TASK PROMPT
Can you pull out each line of the data below that includes the word "growth"?

INFORMATION PROVIDED

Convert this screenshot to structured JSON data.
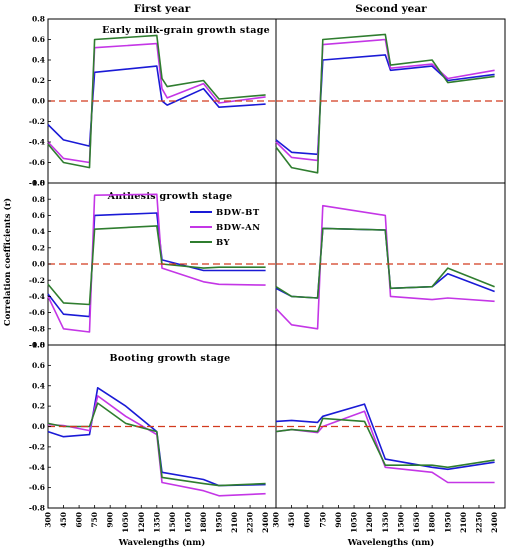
{
  "chart_data": {
    "type": "line",
    "ylabel": "Correlation coefficients (r)",
    "xlabel": "Wavelengths (nm)",
    "columns": [
      "First year",
      "Second year"
    ],
    "stages": [
      "Early milk-grain growth stage",
      "Anthesis growth stage",
      "Booting growth stage"
    ],
    "xlim": [
      300,
      2500
    ],
    "x_ticks": [
      300,
      450,
      600,
      750,
      900,
      1050,
      1200,
      1350,
      1500,
      1650,
      1800,
      1950,
      2100,
      2250,
      2400
    ],
    "ylim_top": [
      -0.8,
      0.8
    ],
    "ylim_mid": [
      -1.0,
      1.0
    ],
    "ylim_bottom": [
      -0.8,
      0.8
    ],
    "y_ticks_top": [
      "0.8",
      "0.6",
      "0.4",
      "0.2",
      "0.0",
      "-0.2",
      "-0.4",
      "-0.6",
      "-0.8"
    ],
    "y_ticks_mid": [
      "1.0",
      "0.8",
      "0.6",
      "0.4",
      "0.2",
      "0.0",
      "-0.2",
      "-0.4",
      "-0.6",
      "-0.8",
      "-1.0"
    ],
    "y_ticks_bottom": [
      "0.8",
      "0.6",
      "0.4",
      "0.2",
      "0.0",
      "-0.2",
      "-0.4",
      "-0.6",
      "-0.8"
    ],
    "reference_line": 0.0,
    "legend": {
      "placement": "inside top-center of middle-left panel",
      "entries": [
        "BDW-BT",
        "BDW-AN",
        "BY"
      ]
    },
    "colors": {
      "BDW-BT": "#1a1ad6",
      "BDW-AN": "#c436e6",
      "BY": "#2f7d2f",
      "reference": "#d23a1e"
    },
    "series_key_points": {
      "note": "Wavelength (nm), r pairs read from the figure; gaps at ~1350-1400 and ~1800-1950 nm.",
      "early_first": {
        "BDW-BT": [
          [
            300,
            -0.23
          ],
          [
            450,
            -0.38
          ],
          [
            700,
            -0.44
          ],
          [
            750,
            0.28
          ],
          [
            1350,
            0.34
          ],
          [
            1400,
            0.0
          ],
          [
            1450,
            -0.04
          ],
          [
            1800,
            0.12
          ],
          [
            1950,
            -0.06
          ],
          [
            2400,
            -0.03
          ]
        ],
        "BDW-AN": [
          [
            300,
            -0.4
          ],
          [
            450,
            -0.56
          ],
          [
            700,
            -0.6
          ],
          [
            750,
            0.52
          ],
          [
            1350,
            0.56
          ],
          [
            1400,
            0.12
          ],
          [
            1450,
            0.03
          ],
          [
            1800,
            0.17
          ],
          [
            1950,
            -0.02
          ],
          [
            2400,
            0.04
          ]
        ],
        "BY": [
          [
            300,
            -0.42
          ],
          [
            450,
            -0.6
          ],
          [
            700,
            -0.65
          ],
          [
            750,
            0.6
          ],
          [
            1350,
            0.64
          ],
          [
            1400,
            0.22
          ],
          [
            1450,
            0.14
          ],
          [
            1800,
            0.2
          ],
          [
            1950,
            0.02
          ],
          [
            2400,
            0.06
          ]
        ]
      },
      "early_second": {
        "BDW-BT": [
          [
            300,
            -0.38
          ],
          [
            450,
            -0.5
          ],
          [
            700,
            -0.52
          ],
          [
            750,
            0.4
          ],
          [
            1350,
            0.45
          ],
          [
            1400,
            0.3
          ],
          [
            1800,
            0.34
          ],
          [
            1950,
            0.2
          ],
          [
            2400,
            0.26
          ]
        ],
        "BDW-AN": [
          [
            300,
            -0.4
          ],
          [
            450,
            -0.55
          ],
          [
            700,
            -0.58
          ],
          [
            750,
            0.55
          ],
          [
            1350,
            0.6
          ],
          [
            1400,
            0.32
          ],
          [
            1800,
            0.36
          ],
          [
            1950,
            0.22
          ],
          [
            2400,
            0.3
          ]
        ],
        "BY": [
          [
            300,
            -0.45
          ],
          [
            450,
            -0.65
          ],
          [
            700,
            -0.7
          ],
          [
            750,
            0.6
          ],
          [
            1350,
            0.65
          ],
          [
            1400,
            0.35
          ],
          [
            1800,
            0.4
          ],
          [
            1950,
            0.18
          ],
          [
            2400,
            0.24
          ]
        ]
      },
      "anthesis_first": {
        "BDW-BT": [
          [
            300,
            -0.37
          ],
          [
            450,
            -0.62
          ],
          [
            700,
            -0.65
          ],
          [
            750,
            0.6
          ],
          [
            1350,
            0.63
          ],
          [
            1400,
            0.05
          ],
          [
            1800,
            -0.08
          ],
          [
            1950,
            -0.08
          ],
          [
            2400,
            -0.08
          ]
        ],
        "BDW-AN": [
          [
            300,
            -0.4
          ],
          [
            450,
            -0.8
          ],
          [
            700,
            -0.84
          ],
          [
            750,
            0.85
          ],
          [
            1350,
            0.86
          ],
          [
            1400,
            -0.05
          ],
          [
            1800,
            -0.22
          ],
          [
            1950,
            -0.25
          ],
          [
            2400,
            -0.26
          ]
        ],
        "BY": [
          [
            300,
            -0.25
          ],
          [
            450,
            -0.48
          ],
          [
            700,
            -0.5
          ],
          [
            750,
            0.43
          ],
          [
            1350,
            0.47
          ],
          [
            1400,
            0.0
          ],
          [
            1800,
            -0.05
          ],
          [
            1950,
            -0.04
          ],
          [
            2400,
            -0.04
          ]
        ]
      },
      "anthesis_second": {
        "BDW-BT": [
          [
            300,
            -0.3
          ],
          [
            450,
            -0.4
          ],
          [
            700,
            -0.42
          ],
          [
            750,
            0.44
          ],
          [
            1350,
            0.42
          ],
          [
            1400,
            -0.3
          ],
          [
            1800,
            -0.28
          ],
          [
            1950,
            -0.12
          ],
          [
            2400,
            -0.34
          ]
        ],
        "BDW-AN": [
          [
            300,
            -0.55
          ],
          [
            450,
            -0.75
          ],
          [
            700,
            -0.8
          ],
          [
            750,
            0.72
          ],
          [
            1350,
            0.6
          ],
          [
            1400,
            -0.4
          ],
          [
            1800,
            -0.44
          ],
          [
            1950,
            -0.42
          ],
          [
            2400,
            -0.46
          ]
        ],
        "BY": [
          [
            300,
            -0.28
          ],
          [
            450,
            -0.4
          ],
          [
            700,
            -0.42
          ],
          [
            750,
            0.44
          ],
          [
            1350,
            0.42
          ],
          [
            1400,
            -0.3
          ],
          [
            1800,
            -0.28
          ],
          [
            1950,
            -0.05
          ],
          [
            2400,
            -0.28
          ]
        ]
      },
      "booting_first": {
        "BDW-BT": [
          [
            300,
            -0.05
          ],
          [
            450,
            -0.1
          ],
          [
            700,
            -0.08
          ],
          [
            780,
            0.38
          ],
          [
            1050,
            0.2
          ],
          [
            1350,
            -0.05
          ],
          [
            1400,
            -0.45
          ],
          [
            1800,
            -0.52
          ],
          [
            1950,
            -0.58
          ],
          [
            2400,
            -0.57
          ]
        ],
        "BDW-AN": [
          [
            300,
            0.02
          ],
          [
            450,
            0.01
          ],
          [
            700,
            -0.04
          ],
          [
            780,
            0.3
          ],
          [
            1050,
            0.1
          ],
          [
            1350,
            -0.08
          ],
          [
            1400,
            -0.55
          ],
          [
            1800,
            -0.63
          ],
          [
            1950,
            -0.68
          ],
          [
            2400,
            -0.66
          ]
        ],
        "BY": [
          [
            300,
            0.03
          ],
          [
            450,
            0.0
          ],
          [
            700,
            0.0
          ],
          [
            780,
            0.23
          ],
          [
            1050,
            0.03
          ],
          [
            1350,
            -0.05
          ],
          [
            1400,
            -0.5
          ],
          [
            1800,
            -0.56
          ],
          [
            1950,
            -0.58
          ],
          [
            2400,
            -0.56
          ]
        ]
      },
      "booting_second": {
        "BDW-BT": [
          [
            300,
            0.05
          ],
          [
            450,
            0.06
          ],
          [
            700,
            0.04
          ],
          [
            750,
            0.1
          ],
          [
            1150,
            0.22
          ],
          [
            1350,
            -0.32
          ],
          [
            1800,
            -0.4
          ],
          [
            1950,
            -0.42
          ],
          [
            2400,
            -0.35
          ]
        ],
        "BDW-AN": [
          [
            300,
            -0.05
          ],
          [
            450,
            -0.03
          ],
          [
            700,
            -0.06
          ],
          [
            750,
            0.0
          ],
          [
            1150,
            0.15
          ],
          [
            1350,
            -0.4
          ],
          [
            1800,
            -0.45
          ],
          [
            1950,
            -0.55
          ],
          [
            2400,
            -0.55
          ]
        ],
        "BY": [
          [
            300,
            -0.05
          ],
          [
            450,
            -0.03
          ],
          [
            700,
            -0.05
          ],
          [
            750,
            0.08
          ],
          [
            1150,
            0.05
          ],
          [
            1350,
            -0.38
          ],
          [
            1800,
            -0.38
          ],
          [
            1950,
            -0.4
          ],
          [
            2400,
            -0.33
          ]
        ]
      }
    }
  }
}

SOLUTION FOR THIS EXERCISE
      "Early milk-grain growth stage",
      "Anthesis growth stage",
      "Booting growth stage"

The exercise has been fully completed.